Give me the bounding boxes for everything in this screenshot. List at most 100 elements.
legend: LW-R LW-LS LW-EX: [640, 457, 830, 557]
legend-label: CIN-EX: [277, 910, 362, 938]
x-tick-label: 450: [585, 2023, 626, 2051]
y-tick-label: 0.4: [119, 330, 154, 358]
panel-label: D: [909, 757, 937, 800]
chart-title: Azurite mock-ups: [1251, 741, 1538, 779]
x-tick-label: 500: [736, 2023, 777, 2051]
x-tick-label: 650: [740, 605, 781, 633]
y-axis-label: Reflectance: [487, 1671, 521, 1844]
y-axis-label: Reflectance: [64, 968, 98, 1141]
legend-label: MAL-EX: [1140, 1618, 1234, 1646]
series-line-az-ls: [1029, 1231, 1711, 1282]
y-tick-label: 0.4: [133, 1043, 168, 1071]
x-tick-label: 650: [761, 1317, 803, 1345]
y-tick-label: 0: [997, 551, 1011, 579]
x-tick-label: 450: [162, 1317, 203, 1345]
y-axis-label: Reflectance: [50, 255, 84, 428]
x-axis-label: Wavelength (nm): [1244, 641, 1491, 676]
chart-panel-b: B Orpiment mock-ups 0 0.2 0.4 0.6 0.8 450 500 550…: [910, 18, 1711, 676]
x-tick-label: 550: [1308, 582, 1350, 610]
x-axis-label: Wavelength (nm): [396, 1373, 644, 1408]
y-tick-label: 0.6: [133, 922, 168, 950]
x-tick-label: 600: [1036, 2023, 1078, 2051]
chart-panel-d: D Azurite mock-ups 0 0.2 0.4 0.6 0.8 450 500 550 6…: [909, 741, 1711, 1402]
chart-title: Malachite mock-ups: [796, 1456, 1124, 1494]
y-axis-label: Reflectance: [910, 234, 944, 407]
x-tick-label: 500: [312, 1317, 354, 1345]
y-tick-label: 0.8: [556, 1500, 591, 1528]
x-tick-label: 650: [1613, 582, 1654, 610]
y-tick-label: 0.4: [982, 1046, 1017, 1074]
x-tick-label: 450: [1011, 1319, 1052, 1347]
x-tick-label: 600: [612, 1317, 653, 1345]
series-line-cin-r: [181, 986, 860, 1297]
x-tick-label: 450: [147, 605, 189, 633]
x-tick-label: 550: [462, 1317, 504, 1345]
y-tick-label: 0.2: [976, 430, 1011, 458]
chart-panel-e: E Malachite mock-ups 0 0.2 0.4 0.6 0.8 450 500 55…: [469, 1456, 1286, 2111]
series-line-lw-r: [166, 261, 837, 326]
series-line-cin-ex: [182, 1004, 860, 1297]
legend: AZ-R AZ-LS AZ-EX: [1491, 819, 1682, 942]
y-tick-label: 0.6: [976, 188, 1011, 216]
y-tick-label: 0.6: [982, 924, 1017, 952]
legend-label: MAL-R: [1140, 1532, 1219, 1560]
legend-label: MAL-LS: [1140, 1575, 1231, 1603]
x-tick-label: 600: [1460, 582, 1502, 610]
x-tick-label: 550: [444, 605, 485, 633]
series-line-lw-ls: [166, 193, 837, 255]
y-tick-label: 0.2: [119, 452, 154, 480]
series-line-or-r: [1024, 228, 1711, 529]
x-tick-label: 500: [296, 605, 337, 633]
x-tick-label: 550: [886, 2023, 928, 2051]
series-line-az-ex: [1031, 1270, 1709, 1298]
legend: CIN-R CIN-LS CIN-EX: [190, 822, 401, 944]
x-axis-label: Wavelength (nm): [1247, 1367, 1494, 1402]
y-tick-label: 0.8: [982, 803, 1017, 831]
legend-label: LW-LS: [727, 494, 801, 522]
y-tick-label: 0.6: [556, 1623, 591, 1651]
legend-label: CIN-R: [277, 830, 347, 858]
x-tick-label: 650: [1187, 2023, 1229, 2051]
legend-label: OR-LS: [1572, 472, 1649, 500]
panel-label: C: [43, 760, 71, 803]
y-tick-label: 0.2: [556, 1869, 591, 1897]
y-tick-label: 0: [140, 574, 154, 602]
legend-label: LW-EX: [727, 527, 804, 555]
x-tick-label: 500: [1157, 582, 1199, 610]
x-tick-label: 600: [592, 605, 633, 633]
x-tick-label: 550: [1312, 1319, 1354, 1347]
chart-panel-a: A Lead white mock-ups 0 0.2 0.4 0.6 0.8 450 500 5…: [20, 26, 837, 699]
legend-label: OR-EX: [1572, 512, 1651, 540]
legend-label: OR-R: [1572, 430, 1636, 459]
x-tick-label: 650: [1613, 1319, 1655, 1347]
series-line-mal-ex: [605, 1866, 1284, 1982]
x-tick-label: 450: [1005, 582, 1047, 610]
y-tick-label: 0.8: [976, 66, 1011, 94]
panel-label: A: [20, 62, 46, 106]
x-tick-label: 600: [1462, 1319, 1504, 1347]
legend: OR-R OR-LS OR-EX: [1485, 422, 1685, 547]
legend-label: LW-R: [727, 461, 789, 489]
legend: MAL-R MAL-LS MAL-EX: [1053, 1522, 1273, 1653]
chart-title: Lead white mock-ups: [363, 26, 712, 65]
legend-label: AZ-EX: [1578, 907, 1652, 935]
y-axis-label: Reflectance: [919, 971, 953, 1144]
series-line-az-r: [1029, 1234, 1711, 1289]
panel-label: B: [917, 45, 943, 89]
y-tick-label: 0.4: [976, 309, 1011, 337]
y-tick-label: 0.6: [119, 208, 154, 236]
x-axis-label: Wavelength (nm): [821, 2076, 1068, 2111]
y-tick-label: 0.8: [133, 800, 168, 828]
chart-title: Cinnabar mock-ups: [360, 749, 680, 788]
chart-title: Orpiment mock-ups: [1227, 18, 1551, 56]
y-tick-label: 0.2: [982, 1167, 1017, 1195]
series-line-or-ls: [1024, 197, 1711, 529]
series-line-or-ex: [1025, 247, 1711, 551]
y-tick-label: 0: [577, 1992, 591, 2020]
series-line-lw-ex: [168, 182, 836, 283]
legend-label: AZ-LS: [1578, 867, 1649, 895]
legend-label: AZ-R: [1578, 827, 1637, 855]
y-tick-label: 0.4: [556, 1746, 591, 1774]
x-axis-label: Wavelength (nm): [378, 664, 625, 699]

• **What you need to do**
Copy out every one of the records above word for word, with nothing changed.

• **Reply to the task**
Give me the bounding boxes for everything in this screenshot. List at most 100 elements.
legend: LW-R LW-LS LW-EX: [640, 457, 830, 557]
legend-label: CIN-EX: [277, 910, 362, 938]
x-tick-label: 450: [585, 2023, 626, 2051]
y-tick-label: 0.4: [119, 330, 154, 358]
panel-label: D: [909, 757, 937, 800]
chart-title: Azurite mock-ups: [1251, 741, 1538, 779]
x-tick-label: 500: [736, 2023, 777, 2051]
x-tick-label: 650: [740, 605, 781, 633]
y-axis-label: Reflectance: [487, 1671, 521, 1844]
y-axis-label: Reflectance: [64, 968, 98, 1141]
legend-label: MAL-EX: [1140, 1618, 1234, 1646]
series-line-az-ls: [1029, 1231, 1711, 1282]
y-tick-label: 0.4: [133, 1043, 168, 1071]
x-tick-label: 650: [761, 1317, 803, 1345]
y-tick-label: 0: [997, 551, 1011, 579]
x-tick-label: 450: [162, 1317, 203, 1345]
y-axis-label: Reflectance: [50, 255, 84, 428]
x-axis-label: Wavelength (nm): [1244, 641, 1491, 676]
chart-panel-b: B Orpiment mock-ups 0 0.2 0.4 0.6 0.8 450 500 550…: [910, 18, 1711, 676]
x-tick-label: 550: [1308, 582, 1350, 610]
x-axis-label: Wavelength (nm): [396, 1373, 644, 1408]
y-tick-label: 0.6: [133, 922, 168, 950]
x-tick-label: 600: [1036, 2023, 1078, 2051]
chart-panel-d: D Azurite mock-ups 0 0.2 0.4 0.6 0.8 450 500 550 6…: [909, 741, 1711, 1402]
chart-title: Malachite mock-ups: [796, 1456, 1124, 1494]
y-axis-label: Reflectance: [910, 234, 944, 407]
x-tick-label: 500: [312, 1317, 354, 1345]
y-tick-label: 0.8: [556, 1500, 591, 1528]
x-tick-label: 650: [1613, 582, 1654, 610]
y-tick-label: 0.4: [982, 1046, 1017, 1074]
x-tick-label: 450: [1011, 1319, 1052, 1347]
x-tick-label: 600: [612, 1317, 653, 1345]
series-line-cin-r: [181, 986, 860, 1297]
x-tick-label: 450: [147, 605, 189, 633]
x-tick-label: 550: [462, 1317, 504, 1345]
y-tick-label: 0.2: [976, 430, 1011, 458]
chart-panel-e: E Malachite mock-ups 0 0.2 0.4 0.6 0.8 450 500 55…: [469, 1456, 1286, 2111]
series-line-lw-r: [166, 261, 837, 326]
series-line-cin-ex: [182, 1004, 860, 1297]
legend: AZ-R AZ-LS AZ-EX: [1491, 819, 1682, 942]
y-tick-label: 0.6: [976, 188, 1011, 216]
y-tick-label: 0.6: [982, 924, 1017, 952]
legend-label: MAL-R: [1140, 1532, 1219, 1560]
legend-label: MAL-LS: [1140, 1575, 1231, 1603]
x-tick-label: 600: [1460, 582, 1502, 610]
x-tick-label: 550: [444, 605, 485, 633]
series-line-lw-ls: [166, 193, 837, 255]
y-tick-label: 0.2: [119, 452, 154, 480]
series-line-or-r: [1024, 228, 1711, 529]
x-tick-label: 500: [296, 605, 337, 633]
x-tick-label: 550: [886, 2023, 928, 2051]
series-line-az-ex: [1031, 1270, 1709, 1298]
legend: CIN-R CIN-LS CIN-EX: [190, 822, 401, 944]
x-axis-label: Wavelength (nm): [1247, 1367, 1494, 1402]
y-tick-label: 0.8: [982, 803, 1017, 831]
legend-label: LW-LS: [727, 494, 801, 522]
y-tick-label: 0.6: [556, 1623, 591, 1651]
legend-label: CIN-R: [277, 830, 347, 858]
x-tick-label: 650: [1187, 2023, 1229, 2051]
legend-label: OR-LS: [1572, 472, 1649, 500]
panel-label: C: [43, 760, 71, 803]
y-tick-label: 0.2: [556, 1869, 591, 1897]
y-tick-label: 0: [140, 574, 154, 602]
legend-label: LW-EX: [727, 527, 804, 555]
x-tick-label: 500: [1157, 582, 1199, 610]
x-tick-label: 600: [592, 605, 633, 633]
x-tick-label: 550: [1312, 1319, 1354, 1347]
chart-panel-a: A Lead white mock-ups 0 0.2 0.4 0.6 0.8 450 500 5…: [20, 26, 837, 699]
legend-label: OR-EX: [1572, 512, 1651, 540]
legend-label: OR-R: [1572, 430, 1636, 459]
x-tick-label: 650: [1613, 1319, 1655, 1347]
series-line-mal-ex: [605, 1866, 1284, 1982]
x-tick-label: 450: [1005, 582, 1047, 610]
y-tick-label: 0.8: [976, 66, 1011, 94]
panel-label: A: [20, 62, 46, 106]
x-tick-label: 600: [1462, 1319, 1504, 1347]
legend: OR-R OR-LS OR-EX: [1485, 422, 1685, 547]
legend-label: LW-R: [727, 461, 789, 489]
legend: MAL-R MAL-LS MAL-EX: [1053, 1522, 1273, 1653]
chart-title: Lead white mock-ups: [363, 26, 712, 65]
legend-label: AZ-EX: [1578, 907, 1652, 935]
y-axis-label: Reflectance: [919, 971, 953, 1144]
series-line-az-r: [1029, 1234, 1711, 1289]
panel-label: B: [917, 45, 943, 89]
y-tick-label: 0.4: [976, 309, 1011, 337]
y-tick-label: 0.6: [119, 208, 154, 236]
x-axis-label: Wavelength (nm): [821, 2076, 1068, 2111]
y-tick-label: 0.8: [133, 800, 168, 828]
chart-title: Cinnabar mock-ups: [360, 749, 680, 788]
chart-title: Orpiment mock-ups: [1227, 18, 1551, 56]
y-tick-label: 0.2: [982, 1167, 1017, 1195]
series-line-or-ls: [1024, 197, 1711, 529]
series-line-or-ex: [1025, 247, 1711, 551]
y-tick-label: 0: [577, 1992, 591, 2020]
series-line-lw-ex: [168, 182, 836, 283]
legend-label: AZ-LS: [1578, 867, 1649, 895]
legend-label: AZ-R: [1578, 827, 1637, 855]
y-tick-label: 0.4: [556, 1746, 591, 1774]
x-axis-label: Wavelength (nm): [378, 664, 625, 699]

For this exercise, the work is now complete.